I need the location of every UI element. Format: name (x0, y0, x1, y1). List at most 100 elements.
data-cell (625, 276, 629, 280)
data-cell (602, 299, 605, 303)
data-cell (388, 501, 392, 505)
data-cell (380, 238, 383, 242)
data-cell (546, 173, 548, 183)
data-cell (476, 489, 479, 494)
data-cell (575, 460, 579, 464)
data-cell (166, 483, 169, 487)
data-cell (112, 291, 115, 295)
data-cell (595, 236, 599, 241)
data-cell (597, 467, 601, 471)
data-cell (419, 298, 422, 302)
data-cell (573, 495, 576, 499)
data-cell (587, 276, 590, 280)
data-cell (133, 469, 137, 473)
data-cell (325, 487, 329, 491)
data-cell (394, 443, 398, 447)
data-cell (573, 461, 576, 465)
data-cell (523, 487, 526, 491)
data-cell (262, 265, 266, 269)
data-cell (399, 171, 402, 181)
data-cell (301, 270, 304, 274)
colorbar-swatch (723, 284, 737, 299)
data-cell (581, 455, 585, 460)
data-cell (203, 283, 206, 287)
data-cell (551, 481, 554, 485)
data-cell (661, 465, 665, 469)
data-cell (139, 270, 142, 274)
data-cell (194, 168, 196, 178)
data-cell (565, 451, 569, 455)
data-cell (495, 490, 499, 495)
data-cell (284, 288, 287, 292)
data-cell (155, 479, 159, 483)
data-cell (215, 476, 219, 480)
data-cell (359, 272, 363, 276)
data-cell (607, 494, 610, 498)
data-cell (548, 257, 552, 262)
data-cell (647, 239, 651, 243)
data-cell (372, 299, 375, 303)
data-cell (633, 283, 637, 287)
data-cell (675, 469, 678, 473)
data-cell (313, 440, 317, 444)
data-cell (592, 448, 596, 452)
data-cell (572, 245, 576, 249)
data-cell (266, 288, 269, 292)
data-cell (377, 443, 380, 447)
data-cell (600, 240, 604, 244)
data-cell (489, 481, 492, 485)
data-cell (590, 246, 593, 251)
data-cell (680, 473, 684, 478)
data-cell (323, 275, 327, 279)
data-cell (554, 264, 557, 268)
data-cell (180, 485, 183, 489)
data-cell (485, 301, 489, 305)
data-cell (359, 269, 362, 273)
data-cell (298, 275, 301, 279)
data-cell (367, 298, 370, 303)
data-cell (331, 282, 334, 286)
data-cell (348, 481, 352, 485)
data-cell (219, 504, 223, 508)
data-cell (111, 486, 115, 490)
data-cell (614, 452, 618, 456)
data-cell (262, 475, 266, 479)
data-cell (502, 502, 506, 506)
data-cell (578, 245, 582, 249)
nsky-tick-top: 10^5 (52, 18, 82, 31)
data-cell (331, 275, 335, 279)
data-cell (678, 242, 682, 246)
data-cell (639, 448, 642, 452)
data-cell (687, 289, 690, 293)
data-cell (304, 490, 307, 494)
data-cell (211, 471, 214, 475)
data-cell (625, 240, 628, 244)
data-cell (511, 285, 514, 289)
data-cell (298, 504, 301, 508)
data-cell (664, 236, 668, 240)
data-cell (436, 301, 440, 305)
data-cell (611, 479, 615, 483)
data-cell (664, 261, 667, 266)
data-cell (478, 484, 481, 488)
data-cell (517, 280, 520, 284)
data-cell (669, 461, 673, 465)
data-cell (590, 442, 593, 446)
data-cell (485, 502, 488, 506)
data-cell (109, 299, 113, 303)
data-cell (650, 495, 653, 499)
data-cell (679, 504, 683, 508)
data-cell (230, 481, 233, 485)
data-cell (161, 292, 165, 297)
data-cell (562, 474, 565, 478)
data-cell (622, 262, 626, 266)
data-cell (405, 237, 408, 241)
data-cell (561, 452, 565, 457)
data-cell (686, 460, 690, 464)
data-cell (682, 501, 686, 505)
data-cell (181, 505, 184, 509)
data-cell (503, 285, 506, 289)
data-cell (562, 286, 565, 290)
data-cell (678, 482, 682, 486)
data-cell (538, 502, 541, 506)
--
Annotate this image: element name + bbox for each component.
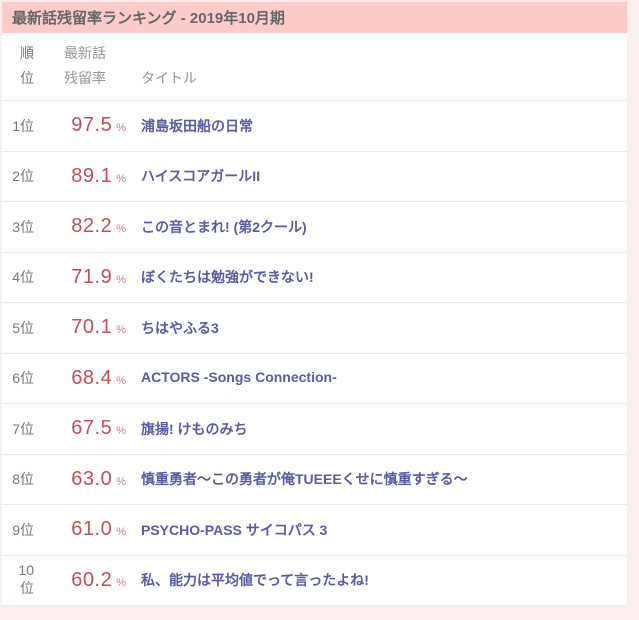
--
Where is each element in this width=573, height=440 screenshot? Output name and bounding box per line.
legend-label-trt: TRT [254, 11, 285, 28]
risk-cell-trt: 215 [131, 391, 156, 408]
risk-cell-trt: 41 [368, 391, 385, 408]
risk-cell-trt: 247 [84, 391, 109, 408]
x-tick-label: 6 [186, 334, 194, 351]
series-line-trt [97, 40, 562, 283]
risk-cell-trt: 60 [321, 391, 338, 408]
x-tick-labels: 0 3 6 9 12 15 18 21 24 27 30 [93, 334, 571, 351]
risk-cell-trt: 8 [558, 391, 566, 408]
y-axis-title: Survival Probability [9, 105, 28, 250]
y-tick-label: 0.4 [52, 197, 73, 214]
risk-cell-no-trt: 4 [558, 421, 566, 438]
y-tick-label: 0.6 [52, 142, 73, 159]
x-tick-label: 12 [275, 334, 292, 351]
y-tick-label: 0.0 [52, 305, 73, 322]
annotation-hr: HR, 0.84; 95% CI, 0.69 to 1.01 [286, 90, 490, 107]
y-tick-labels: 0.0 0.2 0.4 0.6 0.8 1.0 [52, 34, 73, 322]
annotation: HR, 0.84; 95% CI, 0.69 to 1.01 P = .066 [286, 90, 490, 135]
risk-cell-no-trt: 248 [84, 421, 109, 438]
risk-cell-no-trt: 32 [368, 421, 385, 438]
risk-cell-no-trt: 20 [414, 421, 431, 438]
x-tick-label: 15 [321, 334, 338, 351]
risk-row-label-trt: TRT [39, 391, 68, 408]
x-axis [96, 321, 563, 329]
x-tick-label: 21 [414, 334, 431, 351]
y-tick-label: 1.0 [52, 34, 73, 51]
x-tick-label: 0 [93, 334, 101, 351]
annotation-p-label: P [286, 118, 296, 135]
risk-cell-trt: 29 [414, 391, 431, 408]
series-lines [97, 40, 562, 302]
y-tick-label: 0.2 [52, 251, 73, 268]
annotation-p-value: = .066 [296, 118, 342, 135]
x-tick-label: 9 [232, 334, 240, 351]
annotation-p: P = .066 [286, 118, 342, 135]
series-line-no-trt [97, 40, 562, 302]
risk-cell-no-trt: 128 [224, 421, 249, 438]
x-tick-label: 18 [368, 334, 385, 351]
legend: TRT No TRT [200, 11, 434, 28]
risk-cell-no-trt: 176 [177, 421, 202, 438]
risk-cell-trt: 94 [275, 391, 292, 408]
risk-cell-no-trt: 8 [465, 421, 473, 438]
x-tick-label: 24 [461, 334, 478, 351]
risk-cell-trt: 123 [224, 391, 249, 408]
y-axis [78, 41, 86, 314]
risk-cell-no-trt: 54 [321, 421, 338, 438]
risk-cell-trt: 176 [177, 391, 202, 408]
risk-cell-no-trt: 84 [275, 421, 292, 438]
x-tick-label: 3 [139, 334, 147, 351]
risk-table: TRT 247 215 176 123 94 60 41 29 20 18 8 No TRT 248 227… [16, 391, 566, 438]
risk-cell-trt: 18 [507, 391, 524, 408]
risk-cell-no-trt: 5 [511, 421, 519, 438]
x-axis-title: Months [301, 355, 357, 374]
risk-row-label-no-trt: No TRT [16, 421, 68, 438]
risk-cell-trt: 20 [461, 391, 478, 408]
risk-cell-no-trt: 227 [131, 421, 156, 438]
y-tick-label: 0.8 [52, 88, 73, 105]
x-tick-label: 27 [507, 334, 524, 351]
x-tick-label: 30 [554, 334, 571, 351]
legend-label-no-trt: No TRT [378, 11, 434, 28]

[WHAT NEEDS TO BE DONE]
Reproduce the items unchanged, beginning at the line that contains "Where is each" and stopping after the line that contains "x-tick-labels: 0 3".

[SOLUTION FOR THIS TASK]
Where is each element in this width=573, height=440 screenshot? Output name and bounding box per line.
legend-label-trt: TRT [254, 11, 285, 28]
risk-cell-trt: 215 [131, 391, 156, 408]
risk-cell-trt: 41 [368, 391, 385, 408]
risk-cell-trt: 247 [84, 391, 109, 408]
x-tick-label: 6 [186, 334, 194, 351]
series-line-trt [97, 40, 562, 283]
risk-cell-trt: 60 [321, 391, 338, 408]
x-tick-labels: 0 3 6 9 12 15 18 21 24 27 30 [93, 334, 571, 351]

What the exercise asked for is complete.